## What to do
Render the material again word for word, skipping the pictures in it.

## Information given
>>>

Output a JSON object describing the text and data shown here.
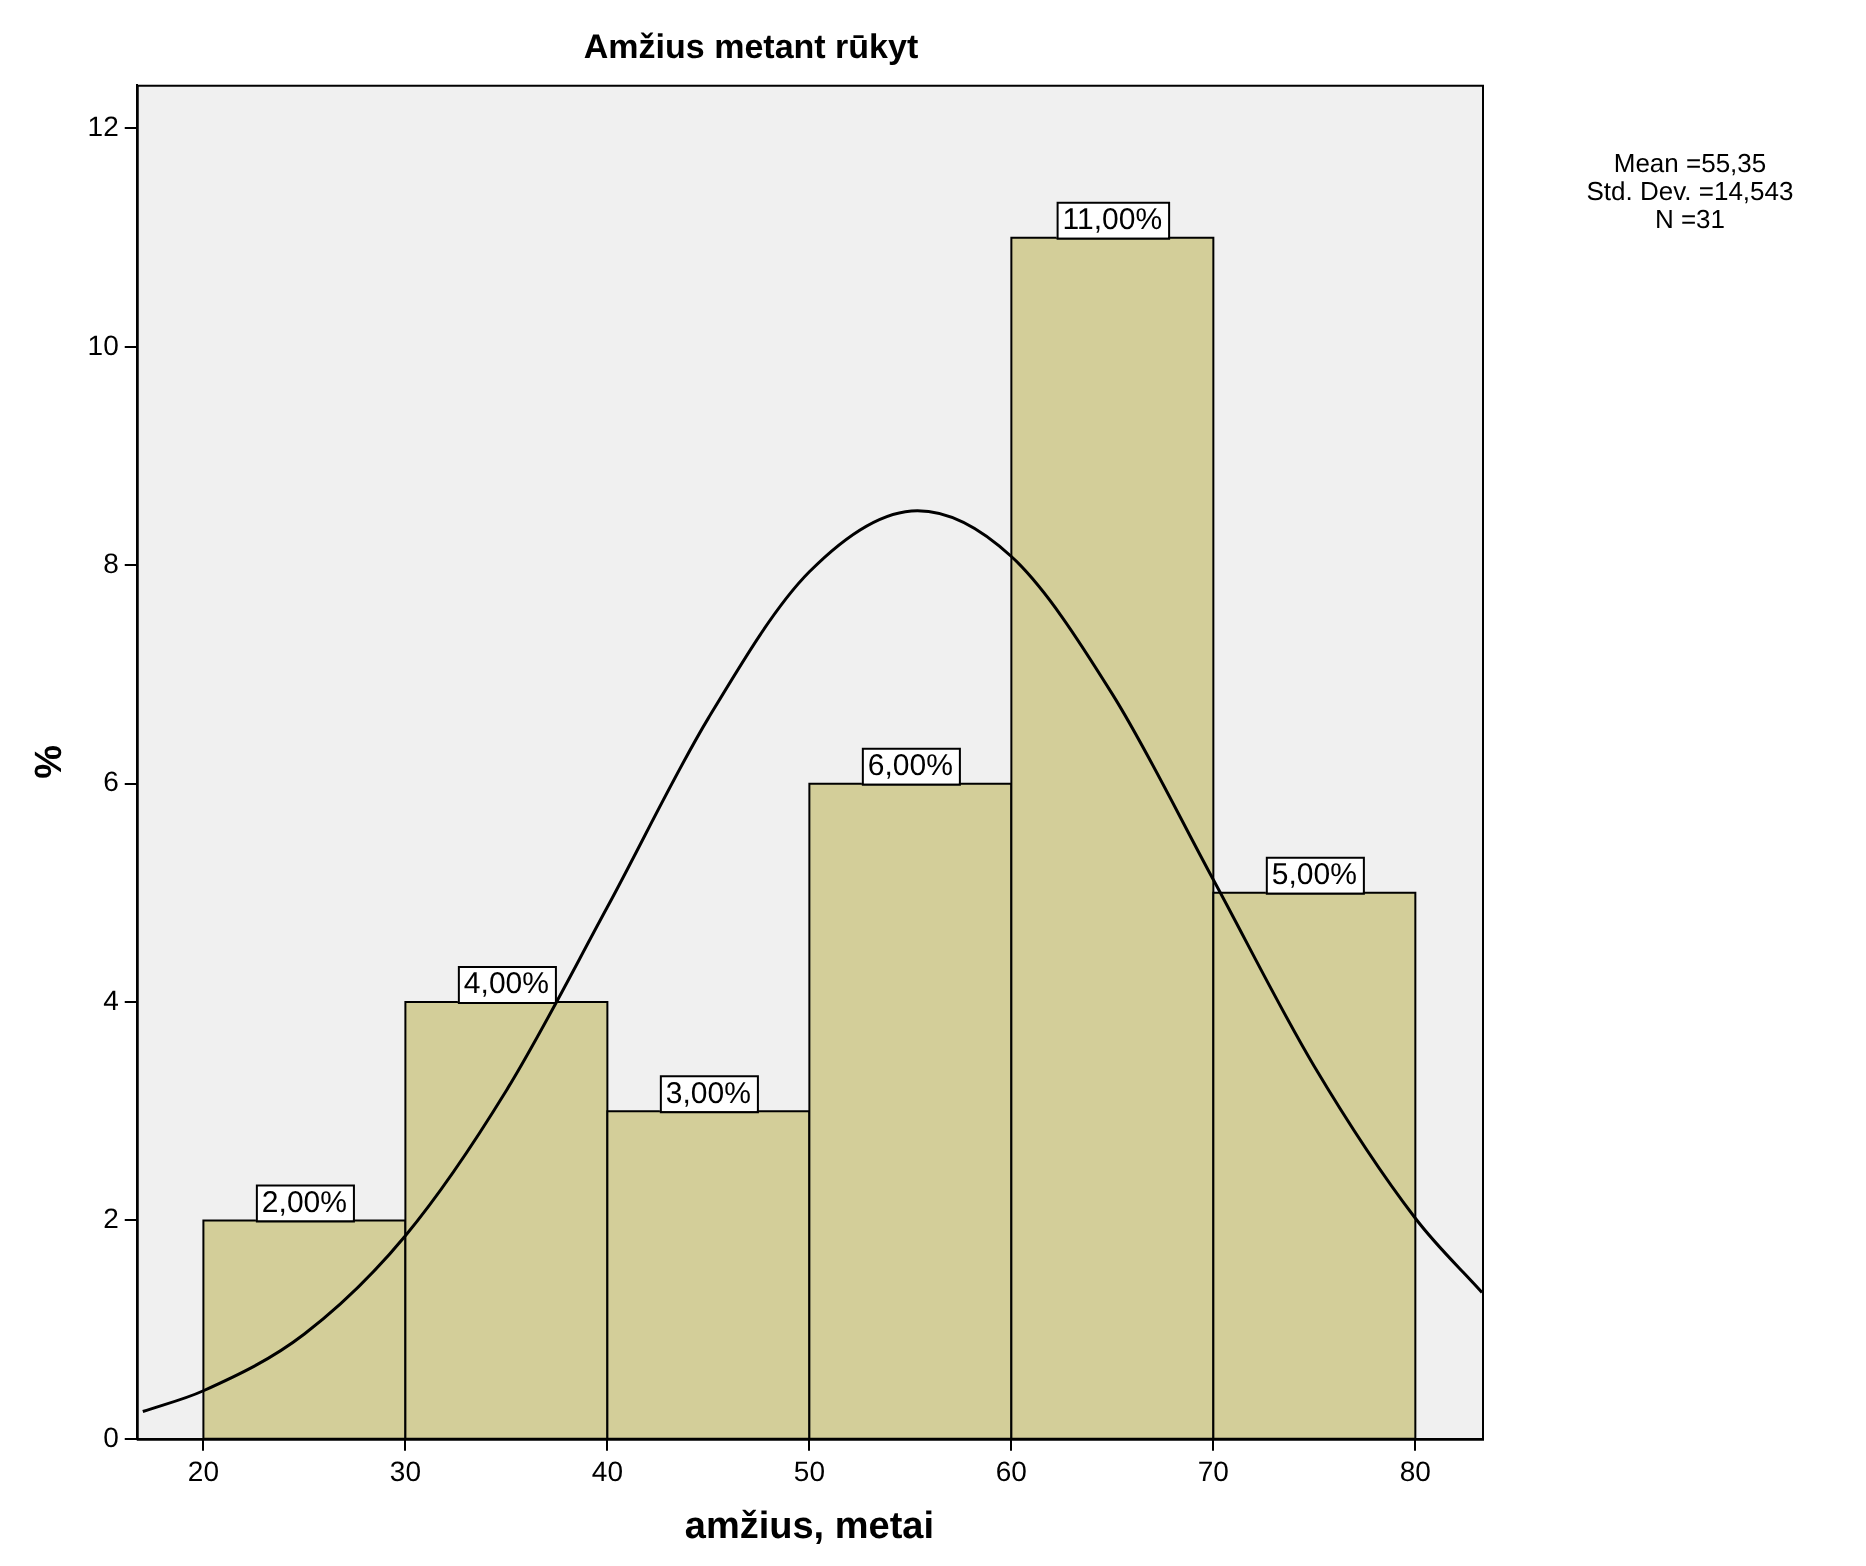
{
  "chart_data": {
    "type": "histogram",
    "title": "Amžius metant rūkyt",
    "xlabel": "amžius, metai",
    "ylabel": "%",
    "bins": [
      20,
      30,
      40,
      50,
      60,
      70,
      80
    ],
    "values": [
      2,
      4,
      3,
      6,
      11,
      5
    ],
    "color": "#d3ce99",
    "value_labels": [
      "2,00%",
      "4,00%",
      "3,00%",
      "6,00%",
      "11,00%",
      "5,00%"
    ],
    "series": [
      {
        "type": "line",
        "color": "#000000",
        "x": [
          17,
          20,
          25,
          30,
          35,
          40,
          45,
          50,
          55.35,
          60,
          65,
          70,
          75,
          80,
          83.3
        ],
        "values": [
          0.25,
          0.44,
          0.96,
          1.86,
          3.19,
          4.87,
          6.6,
          7.94,
          8.5,
          8.08,
          6.82,
          5.12,
          3.41,
          2.02,
          1.34
        ]
      }
    ],
    "xlim": [
      16.7,
      83.3
    ],
    "xticks": [
      20,
      30,
      40,
      50,
      60,
      70,
      80
    ],
    "ylim": [
      0,
      12.4
    ],
    "yticks": [
      0,
      2,
      4,
      6,
      8,
      10,
      12
    ],
    "annotations": [
      "Mean =55,35",
      "Std. Dev. =14,543",
      "N =31"
    ],
    "grid": false,
    "legend": false,
    "marker": "none"
  }
}
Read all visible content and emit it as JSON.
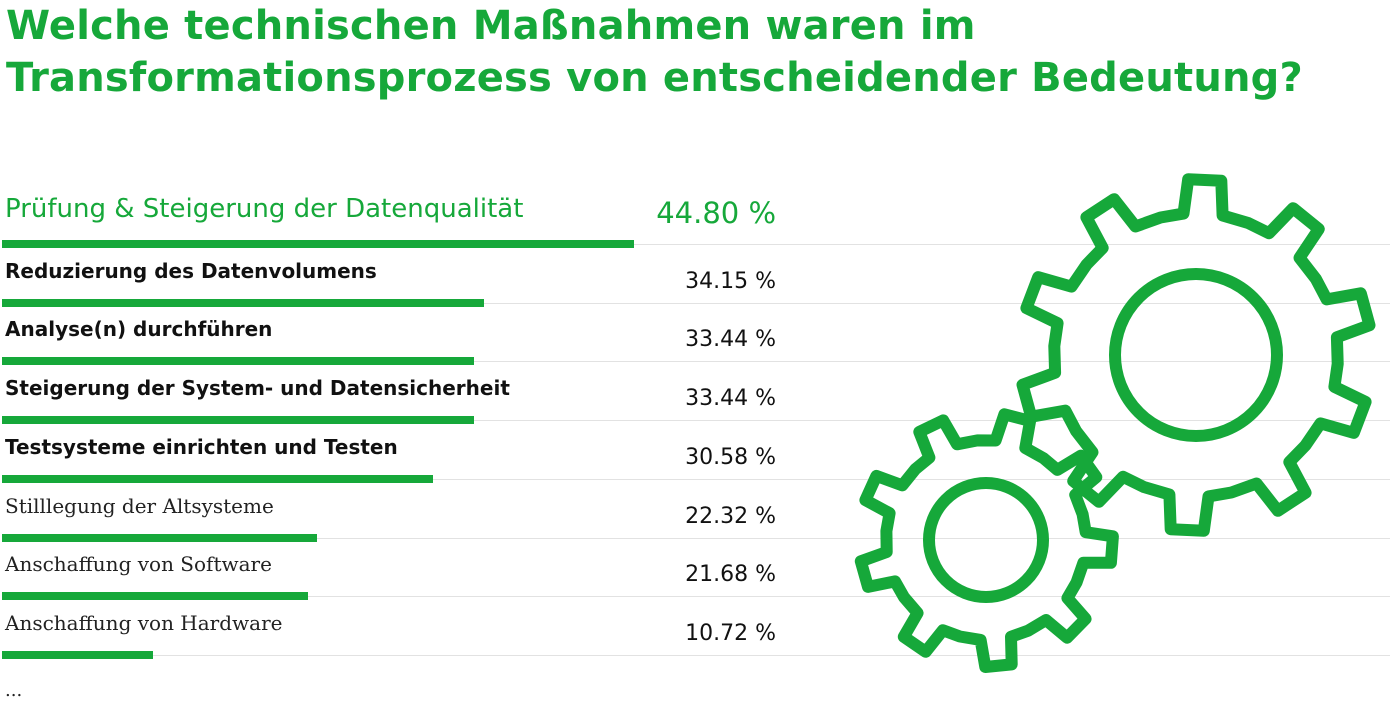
{
  "title_line1": "Welche technischen Maßnahmen waren im",
  "title_line2": "Transformationsprozess von entscheidender Bedeutung?",
  "colors": {
    "accent": "#16a83a",
    "track": "#e2e2e2"
  },
  "icons": [
    "gear-icon-large",
    "gear-icon-small"
  ],
  "more_label": "...",
  "chart_data": {
    "type": "bar",
    "orientation": "horizontal",
    "title": "Welche technischen Maßnahmen waren im Transformationsprozess von entscheidender Bedeutung?",
    "unit": "%",
    "categories": [
      "Prüfung & Steigerung der Datenqualität",
      "Reduzierung des Datenvolumens",
      "Analyse(n) durchführen",
      "Steigerung der System- und Datensicherheit",
      "Testsysteme einrichten und Testen",
      "Stilllegung der Altsysteme",
      "Anschaffung von Software",
      "Anschaffung von Hardware"
    ],
    "values": [
      44.8,
      34.15,
      33.44,
      33.44,
      30.58,
      22.32,
      21.68,
      10.72
    ],
    "value_labels": [
      "44.80 %",
      "34.15 %",
      "33.44 %",
      "33.44 %",
      "30.58 %",
      "22.32 %",
      "21.68 %",
      "10.72 %"
    ],
    "xlim": [
      0,
      100
    ]
  }
}
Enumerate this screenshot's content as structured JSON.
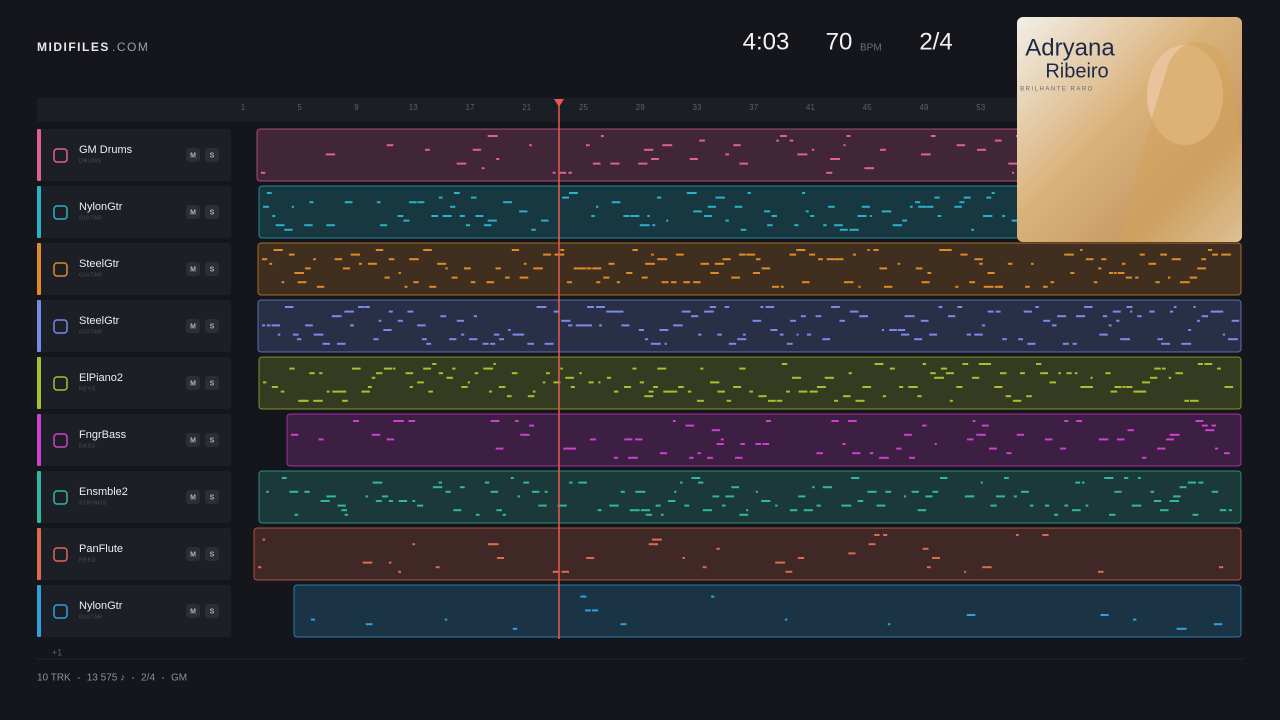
{
  "brand": {
    "name": "MIDIFILES",
    "suffix": ".COM"
  },
  "transport": {
    "duration": "4:03",
    "tempo": 70,
    "tempo_unit": "BPM",
    "meter": "2/4"
  },
  "ruler": [
    1,
    5,
    9,
    13,
    17,
    21,
    25,
    29,
    33,
    37,
    41,
    45,
    49,
    53
  ],
  "buttons": {
    "mute": "M",
    "solo": "S"
  },
  "tracks": [
    {
      "name": "GM Drums",
      "category": "DRUMS",
      "color": "#e0609a"
    },
    {
      "name": "NylonGtr",
      "category": "GUITAR",
      "color": "#2ab0c8"
    },
    {
      "name": "SteelGtr",
      "category": "GUITAR",
      "color": "#e08a2a"
    },
    {
      "name": "SteelGtr",
      "category": "GUITAR",
      "color": "#7a8ae8"
    },
    {
      "name": "ElPiano2",
      "category": "KEYS",
      "color": "#a8c030"
    },
    {
      "name": "FngrBass",
      "category": "BASS",
      "color": "#d040d0"
    },
    {
      "name": "Ensmble2",
      "category": "STRINGS",
      "color": "#30b8a0"
    },
    {
      "name": "PanFlute",
      "category": "REED",
      "color": "#e06a50"
    },
    {
      "name": "NylonGtr",
      "category": "GUITAR",
      "color": "#30a0e0"
    }
  ],
  "more": "+1",
  "footer": [
    "10 TRK",
    "13 575 ♪",
    "2/4",
    "GM"
  ],
  "album": {
    "artist_first": "Adryana",
    "artist_last": "Ribeiro",
    "title": "BRILHANTE RARO"
  }
}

<<<

## Exercise solution
Output a JSON object describing the text and data shown here.
{
  "chart_data": {
    "type": "histogram",
    "title": "Amžius metant rūkyt",
    "xlabel": "amžius, metai",
    "ylabel": "%",
    "bins": [
      20,
      30,
      40,
      50,
      60,
      70,
      80
    ],
    "values": [
      2,
      4,
      3,
      6,
      11,
      5
    ],
    "color": "#d3ce99",
    "value_labels": [
      "2,00%",
      "4,00%",
      "3,00%",
      "6,00%",
      "11,00%",
      "5,00%"
    ],
    "series": [
      {
        "type": "line",
        "color": "#000000",
        "x": [
          17,
          20,
          25,
          30,
          35,
          40,
          45,
          50,
          55.35,
          60,
          65,
          70,
          75,
          80,
          83.3
        ],
        "values": [
          0.25,
          0.44,
          0.96,
          1.86,
          3.19,
          4.87,
          6.6,
          7.94,
          8.5,
          8.08,
          6.82,
          5.12,
          3.41,
          2.02,
          1.34
        ]
      }
    ],
    "xlim": [
      16.7,
      83.3
    ],
    "xticks": [
      20,
      30,
      40,
      50,
      60,
      70,
      80
    ],
    "ylim": [
      0,
      12.4
    ],
    "yticks": [
      0,
      2,
      4,
      6,
      8,
      10,
      12
    ],
    "annotations": [
      "Mean =55,35",
      "Std. Dev. =14,543",
      "N =31"
    ],
    "grid": false,
    "legend": false,
    "marker": "none"
  }
}
Read all visible content and emit it as JSON.
{
  "title_line1": "Welche technischen Maßnahmen waren im",
  "title_line2": "Transformationsprozess von entscheidender Bedeutung?",
  "colors": {
    "accent": "#16a83a",
    "track": "#e2e2e2"
  },
  "icons": [
    "gear-icon-large",
    "gear-icon-small"
  ],
  "more_label": "...",
  "chart_data": {
    "type": "bar",
    "orientation": "horizontal",
    "title": "Welche technischen Maßnahmen waren im Transformationsprozess von entscheidender Bedeutung?",
    "unit": "%",
    "categories": [
      "Prüfung & Steigerung der Datenqualität",
      "Reduzierung des Datenvolumens",
      "Analyse(n) durchführen",
      "Steigerung der System- und Datensicherheit",
      "Testsysteme einrichten und Testen",
      "Stilllegung der Altsysteme",
      "Anschaffung von Software",
      "Anschaffung von Hardware"
    ],
    "values": [
      44.8,
      34.15,
      33.44,
      33.44,
      30.58,
      22.32,
      21.68,
      10.72
    ],
    "value_labels": [
      "44.80 %",
      "34.15 %",
      "33.44 %",
      "33.44 %",
      "30.58 %",
      "22.32 %",
      "21.68 %",
      "10.72 %"
    ],
    "xlim": [
      0,
      100
    ]
  }
}
Enumerate this screenshot's content as structured JSON.
{
  "brand": {
    "name": "MIDIFILES",
    "suffix": ".COM"
  },
  "transport": {
    "duration": "4:03",
    "tempo": 70,
    "tempo_unit": "BPM",
    "meter": "2/4"
  },
  "ruler": [
    1,
    5,
    9,
    13,
    17,
    21,
    25,
    29,
    33,
    37,
    41,
    45,
    49,
    53
  ],
  "buttons": {
    "mute": "M",
    "solo": "S"
  },
  "tracks": [
    {
      "name": "GM Drums",
      "category": "DRUMS",
      "color": "#e0609a"
    },
    {
      "name": "NylonGtr",
      "category": "GUITAR",
      "color": "#2ab0c8"
    },
    {
      "name": "SteelGtr",
      "category": "GUITAR",
      "color": "#e08a2a"
    },
    {
      "name": "SteelGtr",
      "category": "GUITAR",
      "color": "#7a8ae8"
    },
    {
      "name": "ElPiano2",
      "category": "KEYS",
      "color": "#a8c030"
    },
    {
      "name": "FngrBass",
      "category": "BASS",
      "color": "#d040d0"
    },
    {
      "name": "Ensmble2",
      "category": "STRINGS",
      "color": "#30b8a0"
    },
    {
      "name": "PanFlute",
      "category": "REED",
      "color": "#e06a50"
    },
    {
      "name": "NylonGtr",
      "category": "GUITAR",
      "color": "#30a0e0"
    }
  ],
  "more": "+1",
  "footer": [
    "10 TRK",
    "13 575 ♪",
    "2/4",
    "GM"
  ],
  "album": {
    "artist_first": "Adryana",
    "artist_last": "Ribeiro",
    "title": "BRILHANTE RARO"
  }
}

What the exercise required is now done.